**Directions**
Single out the lines that include the word "JSON". Copy them.

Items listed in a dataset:
__________

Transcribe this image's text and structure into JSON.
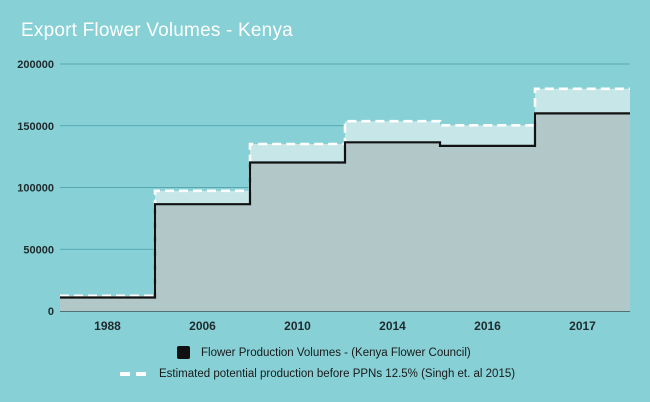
{
  "title": "Export Flower Volumes - Kenya",
  "colors": {
    "background": "#86d0d6",
    "solid_fill": "#b1c7c8",
    "dashed_fill": "#c6e6e8",
    "solid_line": "#111111",
    "dashed_line": "#ffffff",
    "grid": "#4a9aa5"
  },
  "chart_data": {
    "type": "area",
    "step": true,
    "categories": [
      "1988",
      "2006",
      "2010",
      "2014",
      "2016",
      "2017"
    ],
    "ylim": [
      0,
      200000
    ],
    "yticks": [
      "0",
      "50000",
      "100000",
      "150000",
      "200000"
    ],
    "grid": true,
    "legend_position": "bottom",
    "series": [
      {
        "name": "Flower Production Volumes - (Kenya Flower Council)",
        "style": "solid",
        "values": [
          10946,
          86480,
          120220,
          136600,
          133658,
          159961
        ]
      },
      {
        "name": "Estimated potential production before PPNs 12.5% (Singh et. al 2015)",
        "style": "dashed",
        "values": [
          12314,
          97290,
          135248,
          153675,
          150365,
          179956
        ]
      }
    ]
  }
}
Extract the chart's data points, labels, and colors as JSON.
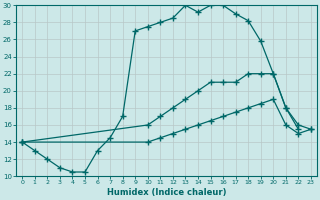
{
  "xlabel": "Humidex (Indice chaleur)",
  "bg_color": "#cce8e8",
  "grid_color": "#b8c8c8",
  "line_color": "#006868",
  "xlim_min": -0.5,
  "xlim_max": 23.5,
  "ylim_min": 10,
  "ylim_max": 30,
  "xticks": [
    0,
    1,
    2,
    3,
    4,
    5,
    6,
    7,
    8,
    9,
    10,
    11,
    12,
    13,
    14,
    15,
    16,
    17,
    18,
    19,
    20,
    21,
    22,
    23
  ],
  "yticks": [
    10,
    12,
    14,
    16,
    18,
    20,
    22,
    24,
    26,
    28,
    30
  ],
  "curve1_x": [
    0,
    1,
    2,
    3,
    4,
    5,
    6,
    7,
    8,
    9,
    10,
    11,
    12,
    13,
    14,
    15,
    16,
    17,
    18,
    19,
    20,
    21,
    22
  ],
  "curve1_y": [
    14,
    13,
    12,
    11,
    10.5,
    10.5,
    13,
    14.5,
    17,
    27,
    27.5,
    28,
    28.5,
    30,
    29.2,
    30,
    30,
    29,
    28.2,
    25.8,
    22,
    18,
    15.5
  ],
  "curve2_x": [
    0,
    10,
    11,
    12,
    13,
    14,
    15,
    16,
    17,
    18,
    19,
    20,
    21,
    22,
    23
  ],
  "curve2_y": [
    14,
    16,
    17,
    18,
    19,
    20,
    21,
    21,
    21,
    22,
    22,
    22,
    18,
    16,
    15.5
  ],
  "curve3_x": [
    0,
    10,
    11,
    12,
    13,
    14,
    15,
    16,
    17,
    18,
    19,
    20,
    21,
    22,
    23
  ],
  "curve3_y": [
    14,
    14,
    14.5,
    15,
    15.5,
    16,
    16.5,
    17,
    17.5,
    18,
    18.5,
    19,
    16,
    15,
    15.5
  ]
}
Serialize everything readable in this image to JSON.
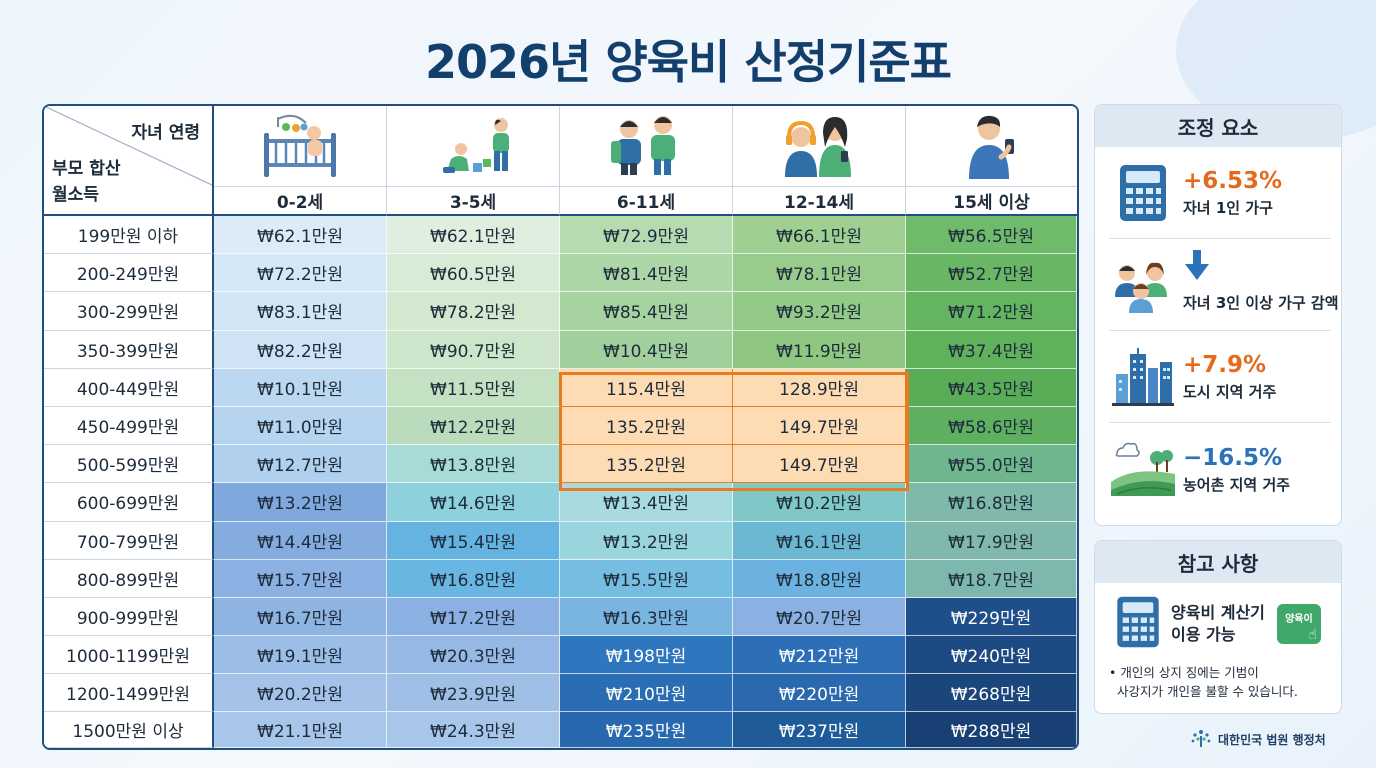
{
  "title": "2026년 양육비 산정기준표",
  "table": {
    "corner_top": "자녀 연령",
    "corner_bottom_line1": "부모 합산",
    "corner_bottom_line2": "월소득",
    "age_groups": [
      {
        "label": "0-2세",
        "icon": "baby-crib-icon"
      },
      {
        "label": "3-5세",
        "icon": "toddlers-playing-icon"
      },
      {
        "label": "6-11세",
        "icon": "school-children-icon"
      },
      {
        "label": "12-14세",
        "icon": "teenagers-icon"
      },
      {
        "label": "15세 이상",
        "icon": "young-adult-phone-icon"
      }
    ],
    "income_brackets": [
      "199만원 이하",
      "200-249만원",
      "300-299만원",
      "350-399만원",
      "400-449만원",
      "450-499만원",
      "500-599만원",
      "600-699만원",
      "700-799만원",
      "800-899만원",
      "900-999만원",
      "1000-1199만원",
      "1200-1499만원",
      "1500만원 이상"
    ],
    "rows": [
      [
        "₩62.1만원",
        "₩62.1만원",
        "₩72.9만원",
        "₩66.1만원",
        "₩56.5만원"
      ],
      [
        "₩72.2만원",
        "₩60.5만원",
        "₩81.4만원",
        "₩78.1만원",
        "₩52.7만원"
      ],
      [
        "₩83.1만원",
        "₩78.2만원",
        "₩85.4만원",
        "₩93.2만원",
        "₩71.2만원"
      ],
      [
        "₩82.2만원",
        "₩90.7만원",
        "₩10.4만원",
        "₩11.9만원",
        "₩37.4만원"
      ],
      [
        "₩10.1만원",
        "₩11.5만원",
        "115.4만원",
        "128.9만원",
        "₩43.5만원"
      ],
      [
        "₩11.0만원",
        "₩12.2만원",
        "135.2만원",
        "149.7만원",
        "₩58.6만원"
      ],
      [
        "₩12.7만원",
        "₩13.8만원",
        "135.2만원",
        "149.7만원",
        "₩55.0만원"
      ],
      [
        "₩13.2만원",
        "₩14.6만원",
        "₩13.4만원",
        "₩10.2만원",
        "₩16.8만원"
      ],
      [
        "₩14.4만원",
        "₩15.4만원",
        "₩13.2만원",
        "₩16.1만원",
        "₩17.9만원"
      ],
      [
        "₩15.7만원",
        "₩16.8만원",
        "₩15.5만원",
        "₩18.8만원",
        "₩18.7만원"
      ],
      [
        "₩16.7만원",
        "₩17.2만원",
        "₩16.3만원",
        "₩20.7만원",
        "₩229만원"
      ],
      [
        "₩19.1만원",
        "₩20.3만원",
        "₩198만원",
        "₩212만원",
        "₩240만원"
      ],
      [
        "₩20.2만원",
        "₩23.9만원",
        "₩210만원",
        "₩220만원",
        "₩268만원"
      ],
      [
        "₩21.1만원",
        "₩24.3만원",
        "₩235만원",
        "₩237만원",
        "₩288만원"
      ]
    ],
    "highlighted_cells": [
      [
        4,
        2
      ],
      [
        4,
        3
      ],
      [
        5,
        2
      ],
      [
        5,
        3
      ],
      [
        6,
        2
      ],
      [
        6,
        3
      ]
    ],
    "highlight_color": "#ea7a1f"
  },
  "adjustments": {
    "title": "조정 요소",
    "items": [
      {
        "value": "+6.53%",
        "sign": "plus",
        "desc": "자녀 1인 가구",
        "icon": "calculator-icon"
      },
      {
        "value": "",
        "sign": "minus",
        "desc": "자녀 3인 이상 가구 감액",
        "icon": "family-down-arrow-icon"
      },
      {
        "value": "+7.9%",
        "sign": "plus",
        "desc": "도시 지역 거주",
        "icon": "city-buildings-icon"
      },
      {
        "value": "−16.5%",
        "sign": "minus",
        "desc": "농어촌 지역 거주",
        "icon": "rural-field-icon"
      }
    ]
  },
  "reference": {
    "title": "참고 사항",
    "calc_line1": "양육비 계산기",
    "calc_line2": "이용 가능",
    "badge": "양육이",
    "note_line1": "• 개인의 상지 징에는 기범이",
    "note_line2": "사강지가 개인을 불할 수 있습니다."
  },
  "footer": "대한민국 법원 행정처"
}
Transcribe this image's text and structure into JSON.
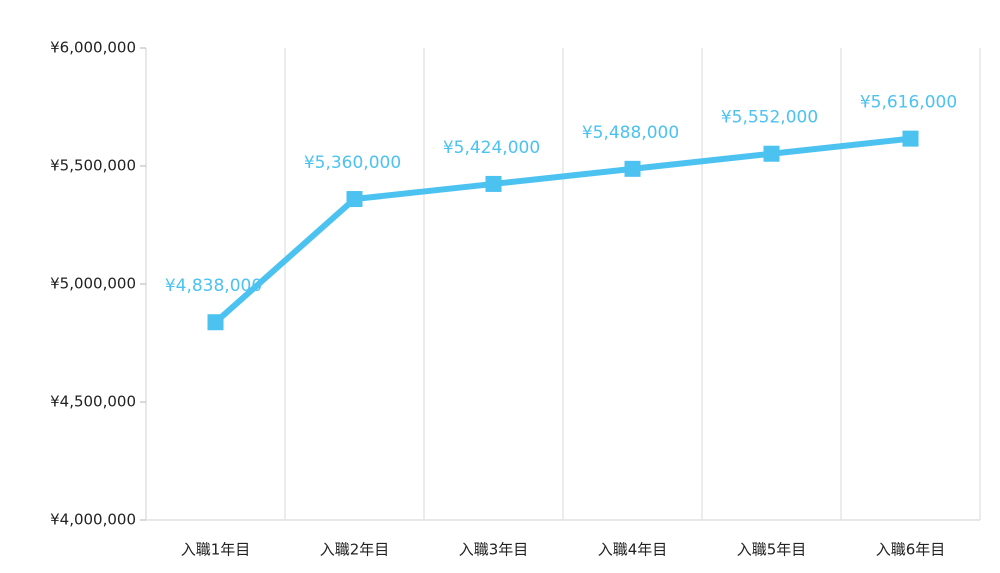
{
  "chart_data": {
    "type": "line",
    "categories": [
      "入職1年目",
      "入職2年目",
      "入職3年目",
      "入職4年目",
      "入職5年目",
      "入職6年目"
    ],
    "values": [
      4838000,
      5360000,
      5424000,
      5488000,
      5552000,
      5616000
    ],
    "value_labels": [
      "¥4,838,000",
      "¥5,360,000",
      "¥5,424,000",
      "¥5,488,000",
      "¥5,552,000",
      "¥5,616,000"
    ],
    "color": "#4cc2f1",
    "ylim": [
      4000000,
      6000000
    ],
    "yticks": [
      {
        "value": 4000000,
        "label": "¥4,000,000"
      },
      {
        "value": 4500000,
        "label": "¥4,500,000"
      },
      {
        "value": 5000000,
        "label": "¥5,000,000"
      },
      {
        "value": 5500000,
        "label": "¥5,500,000"
      },
      {
        "value": 6000000,
        "label": "¥6,000,000"
      }
    ]
  }
}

__________

**Completed exercise**
Transcribe this image's text and structure into JSON.
Extract the chart's data points, labels, and colors as JSON.
Serialize everything readable in this image to JSON.
Transcribe this image's text and structure into JSON.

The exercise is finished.